***** Supplied data *****
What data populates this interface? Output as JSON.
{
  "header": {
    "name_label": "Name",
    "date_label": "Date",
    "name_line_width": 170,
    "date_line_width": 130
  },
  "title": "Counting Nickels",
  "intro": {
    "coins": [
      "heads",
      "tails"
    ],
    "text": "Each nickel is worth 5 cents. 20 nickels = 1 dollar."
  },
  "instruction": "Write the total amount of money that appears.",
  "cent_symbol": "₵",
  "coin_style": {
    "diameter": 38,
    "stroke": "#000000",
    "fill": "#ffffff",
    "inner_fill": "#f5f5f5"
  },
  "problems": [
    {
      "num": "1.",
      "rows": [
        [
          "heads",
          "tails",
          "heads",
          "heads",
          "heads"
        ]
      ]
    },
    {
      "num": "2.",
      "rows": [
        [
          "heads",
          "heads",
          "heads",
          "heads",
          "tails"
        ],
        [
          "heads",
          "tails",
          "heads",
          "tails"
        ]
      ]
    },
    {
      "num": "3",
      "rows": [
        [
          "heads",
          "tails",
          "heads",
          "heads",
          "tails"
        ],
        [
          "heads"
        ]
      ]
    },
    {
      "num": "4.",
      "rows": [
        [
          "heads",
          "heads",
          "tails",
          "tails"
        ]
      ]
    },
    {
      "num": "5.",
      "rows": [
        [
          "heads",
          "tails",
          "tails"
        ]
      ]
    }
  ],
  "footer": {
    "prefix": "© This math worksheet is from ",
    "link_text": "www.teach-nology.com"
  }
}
*****
■ **Challenge**
Your task is to quote the listing above word for word.

■ **Expected output**
What data populates this interface? Output as JSON.
{
  "header": {
    "name_label": "Name",
    "date_label": "Date",
    "name_line_width": 170,
    "date_line_width": 130
  },
  "title": "Counting Nickels",
  "intro": {
    "coins": [
      "heads",
      "tails"
    ],
    "text": "Each nickel is worth 5 cents. 20 nickels = 1 dollar."
  },
  "instruction": "Write the total amount of money that appears.",
  "cent_symbol": "₵",
  "coin_style": {
    "diameter": 38,
    "stroke": "#000000",
    "fill": "#ffffff",
    "inner_fill": "#f5f5f5"
  },
  "problems": [
    {
      "num": "1.",
      "rows": [
        [
          "heads",
          "tails",
          "heads",
          "heads",
          "heads"
        ]
      ]
    },
    {
      "num": "2.",
      "rows": [
        [
          "heads",
          "heads",
          "heads",
          "heads",
          "tails"
        ],
        [
          "heads",
          "tails",
          "heads",
          "tails"
        ]
      ]
    },
    {
      "num": "3",
      "rows": [
        [
          "heads",
          "tails",
          "heads",
          "heads",
          "tails"
        ],
        [
          "heads"
        ]
      ]
    },
    {
      "num": "4.",
      "rows": [
        [
          "heads",
          "heads",
          "tails",
          "tails"
        ]
      ]
    },
    {
      "num": "5.",
      "rows": [
        [
          "heads",
          "tails",
          "tails"
        ]
      ]
    }
  ],
  "footer": {
    "prefix": "© This math worksheet is from ",
    "link_text": "www.teach-nology.com"
  }
}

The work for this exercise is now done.